Return the records, each one exactly as written.

• Listing:
⁂

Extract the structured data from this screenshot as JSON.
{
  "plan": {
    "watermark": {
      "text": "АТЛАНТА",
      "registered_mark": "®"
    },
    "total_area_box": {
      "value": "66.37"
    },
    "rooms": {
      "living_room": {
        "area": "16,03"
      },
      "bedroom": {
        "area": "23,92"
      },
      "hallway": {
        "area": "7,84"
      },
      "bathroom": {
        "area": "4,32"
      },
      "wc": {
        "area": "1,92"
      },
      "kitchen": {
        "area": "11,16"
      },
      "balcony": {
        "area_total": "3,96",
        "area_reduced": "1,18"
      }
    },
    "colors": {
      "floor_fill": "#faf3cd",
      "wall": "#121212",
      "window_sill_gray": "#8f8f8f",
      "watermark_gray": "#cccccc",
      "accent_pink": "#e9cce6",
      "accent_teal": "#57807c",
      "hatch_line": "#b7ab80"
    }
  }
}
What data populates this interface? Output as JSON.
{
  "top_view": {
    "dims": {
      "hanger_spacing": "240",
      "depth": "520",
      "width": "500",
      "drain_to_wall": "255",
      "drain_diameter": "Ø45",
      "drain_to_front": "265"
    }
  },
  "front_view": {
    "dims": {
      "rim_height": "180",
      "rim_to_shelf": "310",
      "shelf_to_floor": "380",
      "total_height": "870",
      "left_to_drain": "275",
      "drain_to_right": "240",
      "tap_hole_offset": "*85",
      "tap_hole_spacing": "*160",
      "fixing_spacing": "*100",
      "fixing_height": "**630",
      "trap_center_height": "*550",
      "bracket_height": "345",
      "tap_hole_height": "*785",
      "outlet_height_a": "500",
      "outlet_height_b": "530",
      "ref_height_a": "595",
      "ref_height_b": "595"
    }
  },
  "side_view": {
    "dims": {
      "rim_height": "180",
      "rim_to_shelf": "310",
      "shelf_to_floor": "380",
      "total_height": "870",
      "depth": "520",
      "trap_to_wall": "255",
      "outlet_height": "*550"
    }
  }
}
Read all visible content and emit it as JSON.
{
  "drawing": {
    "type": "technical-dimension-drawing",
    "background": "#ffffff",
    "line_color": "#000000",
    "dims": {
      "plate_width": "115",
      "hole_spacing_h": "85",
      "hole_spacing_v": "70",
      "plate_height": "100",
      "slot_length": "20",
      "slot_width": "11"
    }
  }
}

⁂

• Answer below:
Extract the structured data from this screenshot as JSON.
{
  "plan": {
    "watermark": {
      "text": "АТЛАНТА",
      "registered_mark": "®"
    },
    "total_area_box": {
      "value": "66.37"
    },
    "rooms": {
      "living_room": {
        "area": "16,03"
      },
      "bedroom": {
        "area": "23,92"
      },
      "hallway": {
        "area": "7,84"
      },
      "bathroom": {
        "area": "4,32"
      },
      "wc": {
        "area": "1,92"
      },
      "kitchen": {
        "area": "11,16"
      },
      "balcony": {
        "area_total": "3,96",
        "area_reduced": "1,18"
      }
    },
    "colors": {
      "floor_fill": "#faf3cd",
      "wall": "#121212",
      "window_sill_gray": "#8f8f8f",
      "watermark_gray": "#cccccc",
      "accent_pink": "#e9cce6",
      "accent_teal": "#57807c",
      "hatch_line": "#b7ab80"
    }
  }
}
What data populates this interface? Output as JSON.
{
  "top_view": {
    "dims": {
      "hanger_spacing": "240",
      "depth": "520",
      "width": "500",
      "drain_to_wall": "255",
      "drain_diameter": "Ø45",
      "drain_to_front": "265"
    }
  },
  "front_view": {
    "dims": {
      "rim_height": "180",
      "rim_to_shelf": "310",
      "shelf_to_floor": "380",
      "total_height": "870",
      "left_to_drain": "275",
      "drain_to_right": "240",
      "tap_hole_offset": "*85",
      "tap_hole_spacing": "*160",
      "fixing_spacing": "*100",
      "fixing_height": "**630",
      "trap_center_height": "*550",
      "bracket_height": "345",
      "tap_hole_height": "*785",
      "outlet_height_a": "500",
      "outlet_height_b": "530",
      "ref_height_a": "595",
      "ref_height_b": "595"
    }
  },
  "side_view": {
    "dims": {
      "rim_height": "180",
      "rim_to_shelf": "310",
      "shelf_to_floor": "380",
      "total_height": "870",
      "depth": "520",
      "trap_to_wall": "255",
      "outlet_height": "*550"
    }
  }
}
Read all visible content and emit it as JSON.
{
  "drawing": {
    "type": "technical-dimension-drawing",
    "background": "#ffffff",
    "line_color": "#000000",
    "dims": {
      "plate_width": "115",
      "hole_spacing_h": "85",
      "hole_spacing_v": "70",
      "plate_height": "100",
      "slot_length": "20",
      "slot_width": "11"
    }
  }
}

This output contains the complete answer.